_Dataset excerpts_.
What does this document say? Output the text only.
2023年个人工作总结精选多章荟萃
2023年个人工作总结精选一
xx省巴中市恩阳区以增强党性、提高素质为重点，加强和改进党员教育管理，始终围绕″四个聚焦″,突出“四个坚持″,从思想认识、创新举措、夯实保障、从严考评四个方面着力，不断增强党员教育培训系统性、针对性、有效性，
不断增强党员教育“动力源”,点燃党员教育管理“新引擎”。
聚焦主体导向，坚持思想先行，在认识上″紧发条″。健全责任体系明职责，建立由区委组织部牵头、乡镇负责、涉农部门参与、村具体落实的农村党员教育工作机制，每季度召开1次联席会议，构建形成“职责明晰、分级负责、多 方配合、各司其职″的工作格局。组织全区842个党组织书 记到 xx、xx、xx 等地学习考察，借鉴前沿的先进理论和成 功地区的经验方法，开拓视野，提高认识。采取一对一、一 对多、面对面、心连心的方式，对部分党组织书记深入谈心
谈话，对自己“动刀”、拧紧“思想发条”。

_Exercise directions_. Set all of the records down again, exactly as they stand.

_Output below_.
What does this document say? Output the text only.
2023年个人工作总结精选多章荟萃
2023年个人工作总结精选一
xx省巴中市恩阳区以增强党性、提高素质为重点，加强和改进党员教育管理，始终围绕″四个聚焦″,突出“四个坚持″,从思想认识、创新举措、夯实保障、从严考评四个方面着力，不断增强党员教育培训系统性、针对性、有效性，
不断增强党员教育“动力源”,点燃党员教育管理“新引擎”。
聚焦主体导向，坚持思想先行，在认识上″紧发条″。健全责任体系明职责，建立由区委组织部牵头、乡镇负责、涉农部门参与、村具体落实的农村党员教育工作机制，每季度召开1次联席会议，构建形成“职责明晰、分级负责、多 方配合、各司其职″的工作格局。组织全区842个党组织书 记到 xx、xx、xx 等地学习考察，借鉴前沿的先进理论和成 功地区的经验方法，开拓视野，提高认识。采取一对一、一 对多、面对面、心连心的方式，对部分党组织书记深入谈心
谈话，对自己“动刀”、拧紧“思想发条”。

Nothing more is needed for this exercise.